Task goal:
Copy out each line of the material in which the word "content" appears.

Data supplied:

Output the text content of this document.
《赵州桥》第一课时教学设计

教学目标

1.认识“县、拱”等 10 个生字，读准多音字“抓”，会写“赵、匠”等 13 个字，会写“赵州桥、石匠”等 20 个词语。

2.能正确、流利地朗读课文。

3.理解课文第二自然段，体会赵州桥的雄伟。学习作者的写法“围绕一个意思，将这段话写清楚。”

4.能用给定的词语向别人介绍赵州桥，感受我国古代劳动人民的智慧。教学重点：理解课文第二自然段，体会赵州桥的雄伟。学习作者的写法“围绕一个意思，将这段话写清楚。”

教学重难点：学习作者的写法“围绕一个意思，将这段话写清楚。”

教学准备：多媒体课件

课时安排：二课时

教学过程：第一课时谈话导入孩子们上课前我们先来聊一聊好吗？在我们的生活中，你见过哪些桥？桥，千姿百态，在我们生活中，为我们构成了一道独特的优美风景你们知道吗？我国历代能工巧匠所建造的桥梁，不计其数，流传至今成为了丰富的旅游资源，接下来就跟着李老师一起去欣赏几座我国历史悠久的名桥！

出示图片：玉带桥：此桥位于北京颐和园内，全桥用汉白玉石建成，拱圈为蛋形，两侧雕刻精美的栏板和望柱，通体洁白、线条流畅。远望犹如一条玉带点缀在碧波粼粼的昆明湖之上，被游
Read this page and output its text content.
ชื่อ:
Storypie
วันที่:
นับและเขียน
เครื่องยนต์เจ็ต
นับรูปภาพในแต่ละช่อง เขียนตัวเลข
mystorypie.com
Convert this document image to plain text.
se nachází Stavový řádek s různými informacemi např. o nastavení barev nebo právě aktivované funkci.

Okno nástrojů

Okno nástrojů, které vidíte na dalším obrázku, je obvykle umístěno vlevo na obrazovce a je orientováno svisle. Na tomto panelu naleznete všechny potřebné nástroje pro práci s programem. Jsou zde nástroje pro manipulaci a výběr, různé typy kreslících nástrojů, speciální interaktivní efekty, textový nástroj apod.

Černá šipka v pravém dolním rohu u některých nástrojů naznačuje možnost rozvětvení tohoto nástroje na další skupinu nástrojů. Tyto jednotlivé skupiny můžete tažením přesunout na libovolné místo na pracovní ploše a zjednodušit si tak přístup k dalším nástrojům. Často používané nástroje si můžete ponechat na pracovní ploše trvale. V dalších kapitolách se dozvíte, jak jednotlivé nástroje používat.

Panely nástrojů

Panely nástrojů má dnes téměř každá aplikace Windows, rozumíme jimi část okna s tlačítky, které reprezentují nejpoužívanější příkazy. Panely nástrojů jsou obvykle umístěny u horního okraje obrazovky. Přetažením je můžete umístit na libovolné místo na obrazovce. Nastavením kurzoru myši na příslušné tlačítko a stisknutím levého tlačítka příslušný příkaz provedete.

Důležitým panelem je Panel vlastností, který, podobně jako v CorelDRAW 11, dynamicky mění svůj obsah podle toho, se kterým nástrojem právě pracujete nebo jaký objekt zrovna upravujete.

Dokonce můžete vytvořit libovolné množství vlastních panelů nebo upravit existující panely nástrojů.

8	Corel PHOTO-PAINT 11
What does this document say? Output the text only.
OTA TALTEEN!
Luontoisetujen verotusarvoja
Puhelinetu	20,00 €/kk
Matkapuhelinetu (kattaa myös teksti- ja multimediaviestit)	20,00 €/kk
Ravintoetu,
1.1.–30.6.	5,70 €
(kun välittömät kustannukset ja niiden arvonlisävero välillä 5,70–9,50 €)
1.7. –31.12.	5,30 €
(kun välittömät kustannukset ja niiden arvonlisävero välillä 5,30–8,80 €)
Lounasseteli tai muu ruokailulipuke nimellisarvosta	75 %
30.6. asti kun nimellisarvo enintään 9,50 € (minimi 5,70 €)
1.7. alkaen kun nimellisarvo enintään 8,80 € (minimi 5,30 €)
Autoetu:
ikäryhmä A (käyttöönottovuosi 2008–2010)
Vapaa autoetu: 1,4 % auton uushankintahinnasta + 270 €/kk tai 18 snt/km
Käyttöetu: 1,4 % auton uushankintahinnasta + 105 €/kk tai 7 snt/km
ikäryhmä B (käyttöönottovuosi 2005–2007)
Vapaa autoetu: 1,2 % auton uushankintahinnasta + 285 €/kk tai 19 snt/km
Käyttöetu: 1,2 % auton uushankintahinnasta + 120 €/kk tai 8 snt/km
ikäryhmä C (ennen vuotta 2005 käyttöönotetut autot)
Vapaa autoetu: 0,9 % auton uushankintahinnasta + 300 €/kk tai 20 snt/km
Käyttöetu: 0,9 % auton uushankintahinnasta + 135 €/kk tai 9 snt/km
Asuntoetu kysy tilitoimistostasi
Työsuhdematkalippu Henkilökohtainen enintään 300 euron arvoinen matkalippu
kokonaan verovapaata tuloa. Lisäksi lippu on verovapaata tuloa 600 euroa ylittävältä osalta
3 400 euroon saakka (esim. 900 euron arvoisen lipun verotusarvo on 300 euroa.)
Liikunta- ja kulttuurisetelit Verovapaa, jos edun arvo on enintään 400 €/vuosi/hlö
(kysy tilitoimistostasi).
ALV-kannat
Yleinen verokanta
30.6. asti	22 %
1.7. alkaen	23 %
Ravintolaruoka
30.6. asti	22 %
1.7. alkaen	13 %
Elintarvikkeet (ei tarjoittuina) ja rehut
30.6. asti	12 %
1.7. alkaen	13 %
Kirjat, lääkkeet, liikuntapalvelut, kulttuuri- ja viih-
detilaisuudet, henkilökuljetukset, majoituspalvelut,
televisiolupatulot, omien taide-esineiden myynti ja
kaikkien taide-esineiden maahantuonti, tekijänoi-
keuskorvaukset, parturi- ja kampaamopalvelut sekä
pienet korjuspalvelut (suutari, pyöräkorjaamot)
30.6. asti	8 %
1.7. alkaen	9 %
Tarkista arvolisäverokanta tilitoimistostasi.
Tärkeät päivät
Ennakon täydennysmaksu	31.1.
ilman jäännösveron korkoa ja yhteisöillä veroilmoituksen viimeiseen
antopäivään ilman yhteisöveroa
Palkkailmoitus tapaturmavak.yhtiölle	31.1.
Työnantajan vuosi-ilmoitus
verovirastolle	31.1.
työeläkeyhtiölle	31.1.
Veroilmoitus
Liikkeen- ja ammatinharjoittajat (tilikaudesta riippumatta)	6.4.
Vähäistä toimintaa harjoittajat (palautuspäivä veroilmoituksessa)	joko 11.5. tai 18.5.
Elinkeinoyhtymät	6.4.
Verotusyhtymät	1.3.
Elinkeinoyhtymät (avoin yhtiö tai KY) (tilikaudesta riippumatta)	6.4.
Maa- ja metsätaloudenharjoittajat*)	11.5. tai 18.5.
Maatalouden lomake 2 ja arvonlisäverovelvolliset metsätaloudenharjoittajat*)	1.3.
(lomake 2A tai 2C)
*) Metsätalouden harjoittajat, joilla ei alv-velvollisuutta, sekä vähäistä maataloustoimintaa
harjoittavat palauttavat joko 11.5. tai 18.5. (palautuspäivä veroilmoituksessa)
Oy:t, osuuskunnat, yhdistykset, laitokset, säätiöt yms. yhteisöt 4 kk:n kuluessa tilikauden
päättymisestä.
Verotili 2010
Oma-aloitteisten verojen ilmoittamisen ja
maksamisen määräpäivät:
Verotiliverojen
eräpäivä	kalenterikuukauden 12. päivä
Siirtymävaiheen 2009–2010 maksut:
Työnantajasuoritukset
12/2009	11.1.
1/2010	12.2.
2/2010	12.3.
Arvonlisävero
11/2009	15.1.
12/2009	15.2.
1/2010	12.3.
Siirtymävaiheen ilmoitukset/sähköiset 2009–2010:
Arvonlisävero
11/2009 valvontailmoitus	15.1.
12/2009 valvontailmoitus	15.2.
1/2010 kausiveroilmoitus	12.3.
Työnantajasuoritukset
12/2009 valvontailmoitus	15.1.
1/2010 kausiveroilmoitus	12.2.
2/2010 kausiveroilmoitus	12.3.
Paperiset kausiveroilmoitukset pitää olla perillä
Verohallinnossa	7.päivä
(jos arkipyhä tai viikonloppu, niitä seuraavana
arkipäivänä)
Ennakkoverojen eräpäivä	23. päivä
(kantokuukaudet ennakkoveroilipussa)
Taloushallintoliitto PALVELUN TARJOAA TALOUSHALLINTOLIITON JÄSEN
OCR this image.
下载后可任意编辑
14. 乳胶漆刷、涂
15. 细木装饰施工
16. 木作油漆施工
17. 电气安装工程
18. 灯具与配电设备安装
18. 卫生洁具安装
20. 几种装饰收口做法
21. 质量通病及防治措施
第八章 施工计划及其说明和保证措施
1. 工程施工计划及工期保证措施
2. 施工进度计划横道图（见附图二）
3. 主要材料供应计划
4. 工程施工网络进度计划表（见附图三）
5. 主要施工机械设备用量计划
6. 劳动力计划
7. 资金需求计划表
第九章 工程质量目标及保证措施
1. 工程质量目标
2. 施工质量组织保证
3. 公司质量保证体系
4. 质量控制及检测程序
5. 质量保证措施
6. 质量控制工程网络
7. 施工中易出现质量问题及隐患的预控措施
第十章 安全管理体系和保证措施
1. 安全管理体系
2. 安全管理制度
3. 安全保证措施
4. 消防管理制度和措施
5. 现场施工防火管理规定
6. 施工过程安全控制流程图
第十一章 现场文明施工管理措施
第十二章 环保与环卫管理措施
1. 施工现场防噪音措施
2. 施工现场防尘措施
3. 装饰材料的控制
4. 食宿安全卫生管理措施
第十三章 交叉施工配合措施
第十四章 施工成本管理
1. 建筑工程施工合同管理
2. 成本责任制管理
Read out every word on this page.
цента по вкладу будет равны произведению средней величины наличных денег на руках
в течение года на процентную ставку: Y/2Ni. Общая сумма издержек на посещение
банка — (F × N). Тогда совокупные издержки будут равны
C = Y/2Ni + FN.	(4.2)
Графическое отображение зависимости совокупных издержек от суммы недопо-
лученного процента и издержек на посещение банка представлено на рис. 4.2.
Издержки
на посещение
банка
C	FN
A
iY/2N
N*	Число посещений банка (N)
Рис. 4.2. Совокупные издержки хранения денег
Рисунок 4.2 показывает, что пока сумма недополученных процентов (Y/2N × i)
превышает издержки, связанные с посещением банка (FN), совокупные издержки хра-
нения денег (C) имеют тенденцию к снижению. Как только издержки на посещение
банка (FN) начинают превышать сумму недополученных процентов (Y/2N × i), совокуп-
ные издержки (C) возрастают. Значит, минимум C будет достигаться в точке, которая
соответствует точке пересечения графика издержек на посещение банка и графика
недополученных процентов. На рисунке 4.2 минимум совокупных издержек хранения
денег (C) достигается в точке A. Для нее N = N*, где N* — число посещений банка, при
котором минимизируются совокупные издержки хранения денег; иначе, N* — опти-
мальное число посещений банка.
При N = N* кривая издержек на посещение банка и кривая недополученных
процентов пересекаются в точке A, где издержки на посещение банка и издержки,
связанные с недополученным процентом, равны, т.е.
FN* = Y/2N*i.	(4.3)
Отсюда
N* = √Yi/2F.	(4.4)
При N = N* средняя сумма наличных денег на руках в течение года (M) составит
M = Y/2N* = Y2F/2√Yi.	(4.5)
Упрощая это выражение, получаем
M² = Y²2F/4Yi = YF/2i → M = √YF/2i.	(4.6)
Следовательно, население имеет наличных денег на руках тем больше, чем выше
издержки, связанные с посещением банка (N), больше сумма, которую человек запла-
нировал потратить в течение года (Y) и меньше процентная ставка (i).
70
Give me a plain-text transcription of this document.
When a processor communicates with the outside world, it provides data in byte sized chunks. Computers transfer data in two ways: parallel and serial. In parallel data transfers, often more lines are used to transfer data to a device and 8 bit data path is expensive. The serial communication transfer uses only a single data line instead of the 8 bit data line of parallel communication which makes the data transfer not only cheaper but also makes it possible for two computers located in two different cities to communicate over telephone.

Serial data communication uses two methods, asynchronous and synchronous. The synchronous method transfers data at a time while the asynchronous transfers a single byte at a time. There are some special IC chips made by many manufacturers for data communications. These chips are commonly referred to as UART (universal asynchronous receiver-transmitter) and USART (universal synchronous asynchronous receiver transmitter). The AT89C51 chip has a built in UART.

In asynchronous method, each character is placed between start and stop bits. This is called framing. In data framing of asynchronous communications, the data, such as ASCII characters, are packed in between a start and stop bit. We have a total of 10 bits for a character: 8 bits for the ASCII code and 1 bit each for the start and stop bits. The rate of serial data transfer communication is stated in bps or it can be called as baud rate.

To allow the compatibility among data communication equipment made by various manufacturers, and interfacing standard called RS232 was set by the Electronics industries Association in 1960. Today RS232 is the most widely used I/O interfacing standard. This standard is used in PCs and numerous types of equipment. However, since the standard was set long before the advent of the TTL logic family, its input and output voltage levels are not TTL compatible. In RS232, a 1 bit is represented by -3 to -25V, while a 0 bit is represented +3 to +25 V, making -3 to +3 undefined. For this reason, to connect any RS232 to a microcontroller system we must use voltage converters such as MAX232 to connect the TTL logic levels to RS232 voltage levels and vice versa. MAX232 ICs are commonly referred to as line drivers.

Response to this task:
Output the text content of this document.
Read this page and output its text content.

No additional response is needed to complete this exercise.